[Structured figure records]

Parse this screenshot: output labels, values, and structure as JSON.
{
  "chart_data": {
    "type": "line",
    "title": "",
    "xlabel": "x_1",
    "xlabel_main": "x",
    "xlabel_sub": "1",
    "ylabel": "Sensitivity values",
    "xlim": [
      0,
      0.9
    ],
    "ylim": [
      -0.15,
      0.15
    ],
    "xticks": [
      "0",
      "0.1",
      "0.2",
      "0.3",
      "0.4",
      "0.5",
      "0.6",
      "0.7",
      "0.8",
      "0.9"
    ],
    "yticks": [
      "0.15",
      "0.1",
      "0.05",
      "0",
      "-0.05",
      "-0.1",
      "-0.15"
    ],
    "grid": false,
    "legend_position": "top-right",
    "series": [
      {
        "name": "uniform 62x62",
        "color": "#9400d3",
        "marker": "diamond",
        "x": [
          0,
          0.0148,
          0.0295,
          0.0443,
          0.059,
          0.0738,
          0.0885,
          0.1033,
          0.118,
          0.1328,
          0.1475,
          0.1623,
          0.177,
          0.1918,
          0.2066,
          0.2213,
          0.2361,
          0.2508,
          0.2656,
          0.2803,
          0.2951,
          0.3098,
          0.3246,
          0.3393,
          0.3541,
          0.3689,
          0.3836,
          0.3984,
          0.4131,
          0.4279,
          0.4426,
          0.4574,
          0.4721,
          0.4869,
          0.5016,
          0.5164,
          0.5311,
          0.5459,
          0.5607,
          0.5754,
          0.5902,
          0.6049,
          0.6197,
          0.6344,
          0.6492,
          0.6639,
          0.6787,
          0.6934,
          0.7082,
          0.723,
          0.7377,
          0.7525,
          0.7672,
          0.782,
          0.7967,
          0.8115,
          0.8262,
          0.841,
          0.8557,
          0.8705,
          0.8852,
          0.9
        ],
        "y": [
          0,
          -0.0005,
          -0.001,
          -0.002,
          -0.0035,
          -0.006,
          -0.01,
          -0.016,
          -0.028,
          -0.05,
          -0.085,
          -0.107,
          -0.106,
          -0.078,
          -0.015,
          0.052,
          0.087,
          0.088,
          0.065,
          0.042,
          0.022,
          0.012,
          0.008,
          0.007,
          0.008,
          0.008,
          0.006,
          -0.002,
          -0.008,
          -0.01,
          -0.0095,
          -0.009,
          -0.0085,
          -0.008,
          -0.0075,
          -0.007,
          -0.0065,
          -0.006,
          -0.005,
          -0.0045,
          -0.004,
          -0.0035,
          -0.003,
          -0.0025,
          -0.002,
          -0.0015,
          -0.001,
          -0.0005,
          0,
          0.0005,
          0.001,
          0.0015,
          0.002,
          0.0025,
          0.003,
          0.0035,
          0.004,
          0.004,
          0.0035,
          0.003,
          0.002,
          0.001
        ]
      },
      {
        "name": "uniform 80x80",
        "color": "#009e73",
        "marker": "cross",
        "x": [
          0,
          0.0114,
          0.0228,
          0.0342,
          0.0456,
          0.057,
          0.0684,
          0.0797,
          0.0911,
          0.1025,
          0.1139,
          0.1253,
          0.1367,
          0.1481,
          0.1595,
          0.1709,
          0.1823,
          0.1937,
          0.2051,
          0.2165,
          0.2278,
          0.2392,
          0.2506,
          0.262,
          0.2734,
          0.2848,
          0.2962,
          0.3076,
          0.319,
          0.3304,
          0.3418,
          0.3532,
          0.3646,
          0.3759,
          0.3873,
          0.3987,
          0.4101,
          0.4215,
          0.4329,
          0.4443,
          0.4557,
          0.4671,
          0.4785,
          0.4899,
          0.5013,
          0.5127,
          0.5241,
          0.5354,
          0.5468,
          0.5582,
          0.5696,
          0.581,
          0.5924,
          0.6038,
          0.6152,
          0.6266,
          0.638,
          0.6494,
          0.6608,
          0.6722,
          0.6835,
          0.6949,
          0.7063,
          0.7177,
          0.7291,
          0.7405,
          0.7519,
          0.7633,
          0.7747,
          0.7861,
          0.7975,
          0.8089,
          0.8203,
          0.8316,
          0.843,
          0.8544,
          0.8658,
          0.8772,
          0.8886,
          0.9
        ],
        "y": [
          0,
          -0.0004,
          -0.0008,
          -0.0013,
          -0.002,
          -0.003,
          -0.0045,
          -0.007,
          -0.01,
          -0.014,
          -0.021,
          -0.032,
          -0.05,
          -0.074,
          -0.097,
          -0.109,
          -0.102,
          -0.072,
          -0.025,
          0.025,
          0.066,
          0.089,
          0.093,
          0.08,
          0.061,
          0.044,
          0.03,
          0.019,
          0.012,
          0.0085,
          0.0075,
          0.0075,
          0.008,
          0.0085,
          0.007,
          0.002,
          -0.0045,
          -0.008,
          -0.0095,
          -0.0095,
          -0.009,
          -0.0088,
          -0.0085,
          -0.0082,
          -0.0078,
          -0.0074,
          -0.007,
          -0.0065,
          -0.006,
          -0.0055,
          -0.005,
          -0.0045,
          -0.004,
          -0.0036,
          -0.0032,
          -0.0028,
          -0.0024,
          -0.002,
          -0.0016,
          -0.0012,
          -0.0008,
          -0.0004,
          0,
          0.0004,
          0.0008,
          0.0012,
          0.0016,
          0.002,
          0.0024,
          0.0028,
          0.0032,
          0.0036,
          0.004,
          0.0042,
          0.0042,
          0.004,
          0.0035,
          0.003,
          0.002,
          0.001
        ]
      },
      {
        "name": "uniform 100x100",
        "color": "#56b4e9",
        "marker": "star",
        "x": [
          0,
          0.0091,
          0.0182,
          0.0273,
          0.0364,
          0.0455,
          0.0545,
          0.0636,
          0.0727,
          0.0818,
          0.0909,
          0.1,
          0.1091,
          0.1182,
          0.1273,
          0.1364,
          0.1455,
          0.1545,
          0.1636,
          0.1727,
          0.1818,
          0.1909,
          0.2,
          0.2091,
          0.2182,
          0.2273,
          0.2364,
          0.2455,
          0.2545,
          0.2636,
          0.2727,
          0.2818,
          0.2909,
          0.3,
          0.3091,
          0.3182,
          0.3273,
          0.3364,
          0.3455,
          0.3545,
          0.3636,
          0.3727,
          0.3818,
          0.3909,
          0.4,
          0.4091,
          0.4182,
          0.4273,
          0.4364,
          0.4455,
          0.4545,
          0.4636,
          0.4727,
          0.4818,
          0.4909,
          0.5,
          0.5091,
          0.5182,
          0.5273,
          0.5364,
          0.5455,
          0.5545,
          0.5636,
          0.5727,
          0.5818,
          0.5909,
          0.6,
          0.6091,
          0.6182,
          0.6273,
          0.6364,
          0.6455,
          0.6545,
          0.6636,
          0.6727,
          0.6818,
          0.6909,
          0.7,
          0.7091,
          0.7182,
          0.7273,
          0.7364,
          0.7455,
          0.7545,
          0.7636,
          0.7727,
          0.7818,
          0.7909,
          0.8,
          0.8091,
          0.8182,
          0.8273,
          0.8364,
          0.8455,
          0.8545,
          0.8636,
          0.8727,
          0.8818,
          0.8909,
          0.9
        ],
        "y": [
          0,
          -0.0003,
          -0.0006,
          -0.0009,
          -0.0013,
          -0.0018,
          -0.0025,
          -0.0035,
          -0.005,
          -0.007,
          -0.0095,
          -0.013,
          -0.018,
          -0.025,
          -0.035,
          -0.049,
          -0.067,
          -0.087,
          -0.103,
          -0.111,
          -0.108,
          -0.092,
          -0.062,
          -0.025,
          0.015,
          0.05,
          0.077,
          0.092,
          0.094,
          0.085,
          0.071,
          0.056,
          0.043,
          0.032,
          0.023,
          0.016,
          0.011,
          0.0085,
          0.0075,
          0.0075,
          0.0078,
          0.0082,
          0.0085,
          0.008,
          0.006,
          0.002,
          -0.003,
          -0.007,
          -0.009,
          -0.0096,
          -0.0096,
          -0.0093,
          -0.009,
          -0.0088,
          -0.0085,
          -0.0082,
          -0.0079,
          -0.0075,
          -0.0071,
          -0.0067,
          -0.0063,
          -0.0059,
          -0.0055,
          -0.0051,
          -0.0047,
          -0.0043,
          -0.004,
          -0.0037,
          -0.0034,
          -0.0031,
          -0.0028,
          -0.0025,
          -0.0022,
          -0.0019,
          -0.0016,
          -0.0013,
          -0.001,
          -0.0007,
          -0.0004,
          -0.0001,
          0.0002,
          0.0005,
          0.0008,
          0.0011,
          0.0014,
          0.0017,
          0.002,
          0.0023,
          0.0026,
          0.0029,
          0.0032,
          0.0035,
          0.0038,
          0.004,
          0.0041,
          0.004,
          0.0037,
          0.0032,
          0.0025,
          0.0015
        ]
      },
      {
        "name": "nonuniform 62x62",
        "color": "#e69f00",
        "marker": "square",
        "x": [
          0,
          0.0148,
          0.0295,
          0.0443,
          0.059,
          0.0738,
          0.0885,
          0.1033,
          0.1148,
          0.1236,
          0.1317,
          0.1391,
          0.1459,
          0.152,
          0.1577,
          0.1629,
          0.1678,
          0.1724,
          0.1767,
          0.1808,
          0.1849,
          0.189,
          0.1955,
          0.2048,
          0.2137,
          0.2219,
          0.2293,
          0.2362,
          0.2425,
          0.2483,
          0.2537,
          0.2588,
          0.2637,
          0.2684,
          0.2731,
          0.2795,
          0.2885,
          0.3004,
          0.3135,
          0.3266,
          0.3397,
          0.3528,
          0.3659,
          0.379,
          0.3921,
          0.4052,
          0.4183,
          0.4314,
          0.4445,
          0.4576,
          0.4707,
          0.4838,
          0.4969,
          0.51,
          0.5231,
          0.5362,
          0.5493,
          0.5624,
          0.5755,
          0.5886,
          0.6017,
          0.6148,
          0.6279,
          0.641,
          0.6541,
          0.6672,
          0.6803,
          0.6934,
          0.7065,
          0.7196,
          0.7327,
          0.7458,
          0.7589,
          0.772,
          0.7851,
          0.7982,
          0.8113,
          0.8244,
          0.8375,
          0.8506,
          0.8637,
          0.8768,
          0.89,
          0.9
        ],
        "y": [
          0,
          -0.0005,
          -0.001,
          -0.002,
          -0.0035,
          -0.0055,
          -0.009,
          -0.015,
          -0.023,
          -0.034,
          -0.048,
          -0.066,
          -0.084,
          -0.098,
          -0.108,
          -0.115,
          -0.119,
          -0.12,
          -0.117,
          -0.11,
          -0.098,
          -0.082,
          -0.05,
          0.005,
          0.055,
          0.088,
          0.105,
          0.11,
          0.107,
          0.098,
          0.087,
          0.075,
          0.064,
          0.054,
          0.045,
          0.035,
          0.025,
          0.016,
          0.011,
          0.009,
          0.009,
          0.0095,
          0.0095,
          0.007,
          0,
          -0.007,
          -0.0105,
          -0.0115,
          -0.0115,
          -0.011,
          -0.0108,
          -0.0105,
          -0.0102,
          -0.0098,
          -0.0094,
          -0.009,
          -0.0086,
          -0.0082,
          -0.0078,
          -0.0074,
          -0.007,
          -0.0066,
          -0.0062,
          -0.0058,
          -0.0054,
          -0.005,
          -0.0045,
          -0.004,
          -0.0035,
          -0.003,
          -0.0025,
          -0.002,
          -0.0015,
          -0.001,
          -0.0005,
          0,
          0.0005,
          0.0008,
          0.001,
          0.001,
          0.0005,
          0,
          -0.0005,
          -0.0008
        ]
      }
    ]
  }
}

Directions |
Write out every line of the entries that holds the word "values".

Solution for this problem |
Parse this screenshot: output labels, values, and structure as JSON.
    "ylabel": "Sensitivity values",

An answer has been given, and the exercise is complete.